▸ **DATA SHOWN**
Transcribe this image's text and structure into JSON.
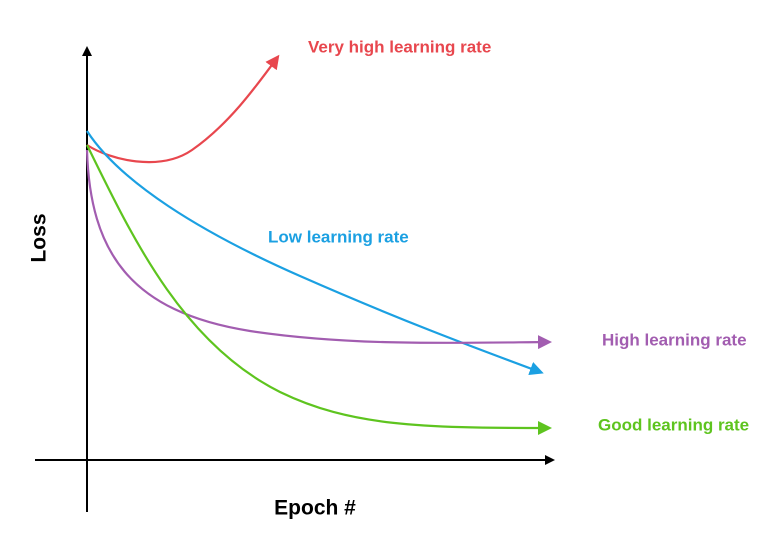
{
  "axes": {
    "y_label": "Loss",
    "x_label": "Epoch #"
  },
  "curves": [
    {
      "label": "Very high learning rate"
    },
    {
      "label": "Low learning rate"
    },
    {
      "label": "High learning rate"
    },
    {
      "label": "Good learning rate"
    }
  ]
}
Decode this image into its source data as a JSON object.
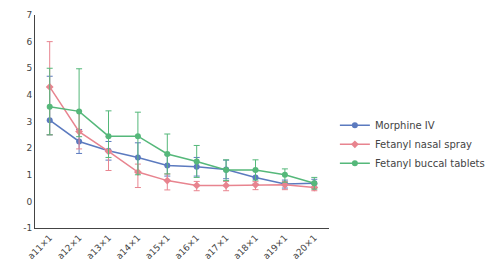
{
  "chart_data": {
    "type": "line",
    "categories": [
      "a11×1",
      "a12×1",
      "a13×1",
      "a14×1",
      "a15×1",
      "a16×1",
      "a17×1",
      "a18×1",
      "a19×1",
      "a20×1"
    ],
    "series": [
      {
        "name": "Morphine IV",
        "color": "#5b7abf",
        "marker": "circle",
        "values": [
          3.05,
          2.25,
          1.9,
          1.65,
          1.35,
          1.3,
          1.2,
          0.9,
          0.65,
          0.68
        ],
        "err_lo": [
          0.55,
          0.45,
          0.35,
          0.55,
          0.4,
          0.35,
          0.35,
          0.25,
          0.15,
          0.15
        ],
        "err_hi": [
          1.65,
          0.45,
          0.35,
          0.55,
          0.4,
          0.35,
          0.35,
          0.25,
          0.15,
          0.15
        ]
      },
      {
        "name": "Fetanyl nasal spray",
        "color": "#e8848f",
        "marker": "diamond",
        "values": [
          4.3,
          2.62,
          1.88,
          1.1,
          0.78,
          0.6,
          0.6,
          0.62,
          0.62,
          0.52
        ],
        "err_lo": [
          1.8,
          0.65,
          0.72,
          0.58,
          0.35,
          0.2,
          0.2,
          0.18,
          0.18,
          0.12
        ],
        "err_hi": [
          1.7,
          0.78,
          0.55,
          0.3,
          0.25,
          0.15,
          0.15,
          0.12,
          0.12,
          0.12
        ]
      },
      {
        "name": "Fetanyl buccal tablets",
        "color": "#55b87a",
        "marker": "circle",
        "values": [
          3.55,
          3.38,
          2.45,
          2.45,
          1.78,
          1.5,
          1.18,
          1.18,
          1.0,
          0.68
        ],
        "err_lo": [
          1.05,
          0.95,
          0.8,
          1.45,
          0.75,
          0.6,
          0.4,
          0.38,
          0.28,
          0.22
        ],
        "err_hi": [
          1.45,
          1.6,
          0.95,
          0.9,
          0.75,
          0.6,
          0.38,
          0.38,
          0.22,
          0.22
        ]
      }
    ],
    "ylim": [
      -1,
      7
    ],
    "yticks": [
      -1,
      0,
      1,
      2,
      3,
      4,
      5,
      6,
      7
    ],
    "grid": false,
    "legend": "right"
  }
}
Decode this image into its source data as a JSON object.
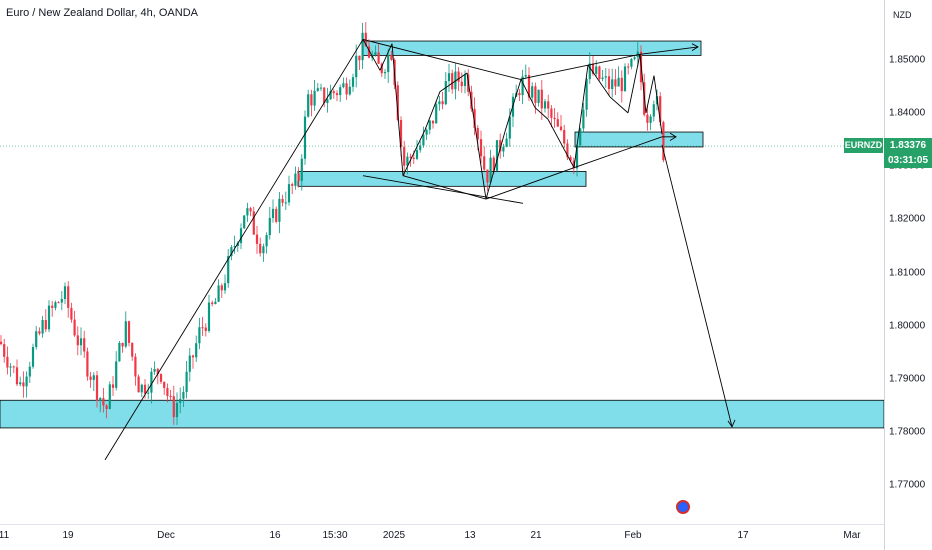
{
  "header": {
    "title": "Euro / New Zealand Dollar, 4h, OANDA"
  },
  "price_axis": {
    "currency": "NZD"
  },
  "symbol_badge": "EURNZD",
  "current_price": "1.83376",
  "countdown": "03:31:05",
  "colors": {
    "up_candle": "#089981",
    "down_candle": "#f23645",
    "zone_fill": "#80deea",
    "zone_border": "#000000",
    "badge": "#26a269",
    "drawing": "#000000"
  },
  "event_icon": "economic-event-icon",
  "chart_data": {
    "type": "candlestick",
    "title": "Euro / New Zealand Dollar, 4h, OANDA",
    "ylim": [
      1.7635,
      1.8567
    ],
    "y_ticks": [
      "1.85000",
      "1.84000",
      "1.83000",
      "1.82000",
      "1.81000",
      "1.80000",
      "1.79000",
      "1.78000",
      "1.77000"
    ],
    "x_ticks": [
      "11",
      "19",
      "Dec",
      "16",
      "15:30",
      "2025",
      "13",
      "21",
      "Feb",
      "17",
      "Mar"
    ],
    "x_tick_positions_index": [
      0,
      68,
      166,
      275,
      335,
      394,
      470,
      536,
      633,
      743,
      852
    ],
    "last_price": 1.83376,
    "grid": false,
    "zones": [
      {
        "x_start": 0,
        "x_end": 884,
        "y_top": 1.786,
        "y_bottom": 1.7808,
        "name": "support zone"
      },
      {
        "x_start": 298,
        "x_end": 586,
        "y_top": 1.829,
        "y_bottom": 1.8262,
        "name": "range low zone"
      },
      {
        "x_start": 363,
        "x_end": 701,
        "y_top": 1.8535,
        "y_bottom": 1.8508,
        "name": "range high zone"
      },
      {
        "x_start": 575,
        "x_end": 703,
        "y_top": 1.8364,
        "y_bottom": 1.8336,
        "name": "breakdown zone"
      }
    ],
    "key_prices": {
      "start_low": 1.7748,
      "range_top": 1.8538,
      "range_bottom": 1.8238,
      "forecast_target": 1.781
    }
  }
}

▸ **TASK**
Please repeat the entries exactly. Do not include the pictures.

▸ **SOLUTION**
Transcribe this image's text and structure into JSON.
{
  "axes": {
    "y_label": "Loss",
    "x_label": "Epoch #"
  },
  "curves": [
    {
      "label": "Very high learning rate"
    },
    {
      "label": "Low learning rate"
    },
    {
      "label": "High learning rate"
    },
    {
      "label": "Good learning rate"
    }
  ]
}
Decode this image into its source data as a JSON object.
{
  "chart_data": {
    "type": "line",
    "categories": [
      "a11×1",
      "a12×1",
      "a13×1",
      "a14×1",
      "a15×1",
      "a16×1",
      "a17×1",
      "a18×1",
      "a19×1",
      "a20×1"
    ],
    "series": [
      {
        "name": "Morphine IV",
        "color": "#5b7abf",
        "marker": "circle",
        "values": [
          3.05,
          2.25,
          1.9,
          1.65,
          1.35,
          1.3,
          1.2,
          0.9,
          0.65,
          0.68
        ],
        "err_lo": [
          0.55,
          0.45,
          0.35,
          0.55,
          0.4,
          0.35,
          0.35,
          0.25,
          0.15,
          0.15
        ],
        "err_hi": [
          1.65,
          0.45,
          0.35,
          0.55,
          0.4,
          0.35,
          0.35,
          0.25,
          0.15,
          0.15
        ]
      },
      {
        "name": "Fetanyl nasal spray",
        "color": "#e8848f",
        "marker": "diamond",
        "values": [
          4.3,
          2.62,
          1.88,
          1.1,
          0.78,
          0.6,
          0.6,
          0.62,
          0.62,
          0.52
        ],
        "err_lo": [
          1.8,
          0.65,
          0.72,
          0.58,
          0.35,
          0.2,
          0.2,
          0.18,
          0.18,
          0.12
        ],
        "err_hi": [
          1.7,
          0.78,
          0.55,
          0.3,
          0.25,
          0.15,
          0.15,
          0.12,
          0.12,
          0.12
        ]
      },
      {
        "name": "Fetanyl buccal tablets",
        "color": "#55b87a",
        "marker": "circle",
        "values": [
          3.55,
          3.38,
          2.45,
          2.45,
          1.78,
          1.5,
          1.18,
          1.18,
          1.0,
          0.68
        ],
        "err_lo": [
          1.05,
          0.95,
          0.8,
          1.45,
          0.75,
          0.6,
          0.4,
          0.38,
          0.28,
          0.22
        ],
        "err_hi": [
          1.45,
          1.6,
          0.95,
          0.9,
          0.75,
          0.6,
          0.38,
          0.38,
          0.22,
          0.22
        ]
      }
    ],
    "ylim": [
      -1,
      7
    ],
    "yticks": [
      -1,
      0,
      1,
      2,
      3,
      4,
      5,
      6,
      7
    ],
    "grid": false,
    "legend": "right"
  }
}
Decode this image into its source data as a JSON object.
{
  "header": {
    "title": "Euro / New Zealand Dollar, 4h, OANDA"
  },
  "price_axis": {
    "currency": "NZD"
  },
  "symbol_badge": "EURNZD",
  "current_price": "1.83376",
  "countdown": "03:31:05",
  "colors": {
    "up_candle": "#089981",
    "down_candle": "#f23645",
    "zone_fill": "#80deea",
    "zone_border": "#000000",
    "badge": "#26a269",
    "drawing": "#000000"
  },
  "event_icon": "economic-event-icon",
  "chart_data": {
    "type": "candlestick",
    "title": "Euro / New Zealand Dollar, 4h, OANDA",
    "ylim": [
      1.7635,
      1.8567
    ],
    "y_ticks": [
      "1.85000",
      "1.84000",
      "1.83000",
      "1.82000",
      "1.81000",
      "1.80000",
      "1.79000",
      "1.78000",
      "1.77000"
    ],
    "x_ticks": [
      "11",
      "19",
      "Dec",
      "16",
      "15:30",
      "2025",
      "13",
      "21",
      "Feb",
      "17",
      "Mar"
    ],
    "x_tick_positions_index": [
      0,
      68,
      166,
      275,
      335,
      394,
      470,
      536,
      633,
      743,
      852
    ],
    "last_price": 1.83376,
    "grid": false,
    "zones": [
      {
        "x_start": 0,
        "x_end": 884,
        "y_top": 1.786,
        "y_bottom": 1.7808,
        "name": "support zone"
      },
      {
        "x_start": 298,
        "x_end": 586,
        "y_top": 1.829,
        "y_bottom": 1.8262,
        "name": "range low zone"
      },
      {
        "x_start": 363,
        "x_end": 701,
        "y_top": 1.8535,
        "y_bottom": 1.8508,
        "name": "range high zone"
      },
      {
        "x_start": 575,
        "x_end": 703,
        "y_top": 1.8364,
        "y_bottom": 1.8336,
        "name": "breakdown zone"
      }
    ],
    "key_prices": {
      "start_low": 1.7748,
      "range_top": 1.8538,
      "range_bottom": 1.8238,
      "forecast_target": 1.781
    }
  }
}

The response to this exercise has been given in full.